◆ **Aim**
Copy out each line of the material below that holds the string "region".

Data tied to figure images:

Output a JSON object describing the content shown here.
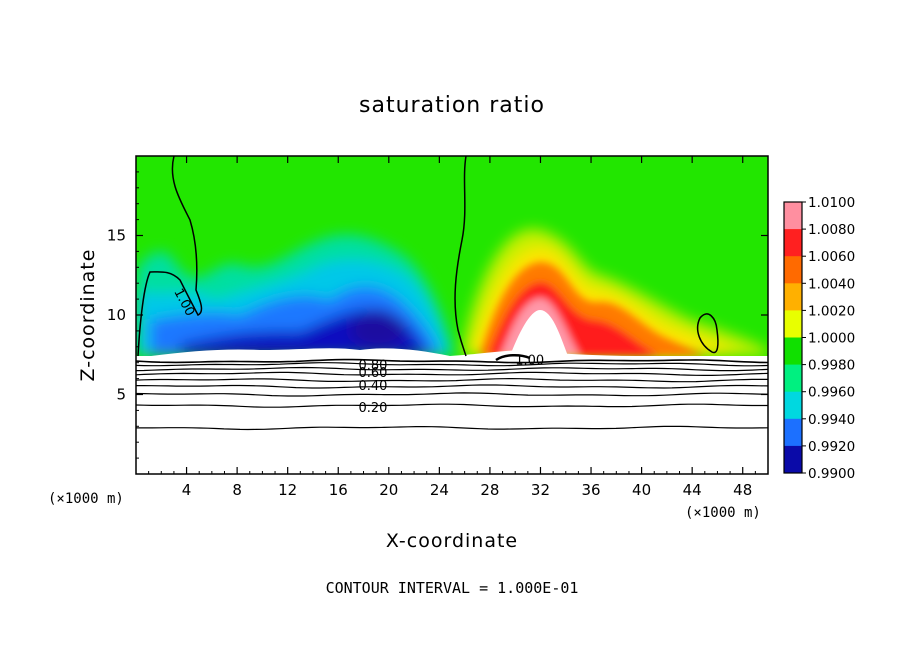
{
  "chart_data": {
    "type": "heatmap",
    "title": "saturation ratio",
    "xlabel": "X-coordinate",
    "ylabel": "Z-coordinate",
    "x_unit_label": "(×1000 m)",
    "x_unit_label_right": "(×1000 m)",
    "xlim": [
      0,
      50
    ],
    "ylim": [
      0,
      20
    ],
    "x_ticks": [
      "4",
      "8",
      "12",
      "16",
      "20",
      "24",
      "28",
      "32",
      "36",
      "40",
      "44",
      "48"
    ],
    "x_tick_values": [
      4,
      8,
      12,
      16,
      20,
      24,
      28,
      32,
      36,
      40,
      44,
      48
    ],
    "y_ticks": [
      "5",
      "10",
      "15"
    ],
    "y_tick_values": [
      5,
      10,
      15
    ],
    "footer": "CONTOUR INTERVAL = 1.000E-01",
    "colorbar": {
      "labels": [
        "1.0100",
        "1.0080",
        "1.0060",
        "1.0040",
        "1.0020",
        "1.0000",
        "0.9980",
        "0.9960",
        "0.9940",
        "0.9920",
        "0.9900"
      ],
      "values": [
        1.01,
        1.008,
        1.006,
        1.004,
        1.002,
        1.0,
        0.998,
        0.996,
        0.994,
        0.992,
        0.99
      ],
      "colors": [
        "#ff8fa0",
        "#ff2020",
        "#ff6a00",
        "#ffb000",
        "#e8ff00",
        "#10e000",
        "#00f080",
        "#00d8e0",
        "#1c70ff",
        "#0a0aa8",
        "#600090"
      ]
    },
    "contour_labels": [
      {
        "text": "0.80",
        "x": 17.6,
        "z": 6.9
      },
      {
        "text": "0.60",
        "x": 17.6,
        "z": 6.4
      },
      {
        "text": "0.40",
        "x": 17.6,
        "z": 5.6
      },
      {
        "text": "0.20",
        "x": 17.6,
        "z": 4.2
      },
      {
        "text": "1.00",
        "x": 3.0,
        "z": 11.8
      },
      {
        "text": "1.00",
        "x": 30.0,
        "z": 7.2
      }
    ],
    "contour_lines": [
      {
        "value": 0.9,
        "z": 7.1
      },
      {
        "value": 0.8,
        "z": 6.9
      },
      {
        "value": 0.7,
        "z": 6.6
      },
      {
        "value": 0.6,
        "z": 6.3
      },
      {
        "value": 0.5,
        "z": 5.9
      },
      {
        "value": 0.4,
        "z": 5.5
      },
      {
        "value": 0.3,
        "z": 5.0
      },
      {
        "value": 0.2,
        "z": 4.3
      },
      {
        "value": 0.1,
        "z": 2.9
      }
    ],
    "field_features": [
      {
        "kind": "subsaturated-region",
        "x_range": [
          0,
          26
        ],
        "z_range": [
          7.3,
          20
        ],
        "min_value": 0.99,
        "core_x": 19,
        "core_z": 9
      },
      {
        "kind": "supersaturated-region",
        "x_range": [
          26,
          50
        ],
        "z_range": [
          7.3,
          20
        ],
        "max_value": 1.01,
        "core_x": 31,
        "core_z": 10
      }
    ]
  }
}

◆ **Result**
        "kind": "subsaturated-region",
        "kind": "supersaturated-region",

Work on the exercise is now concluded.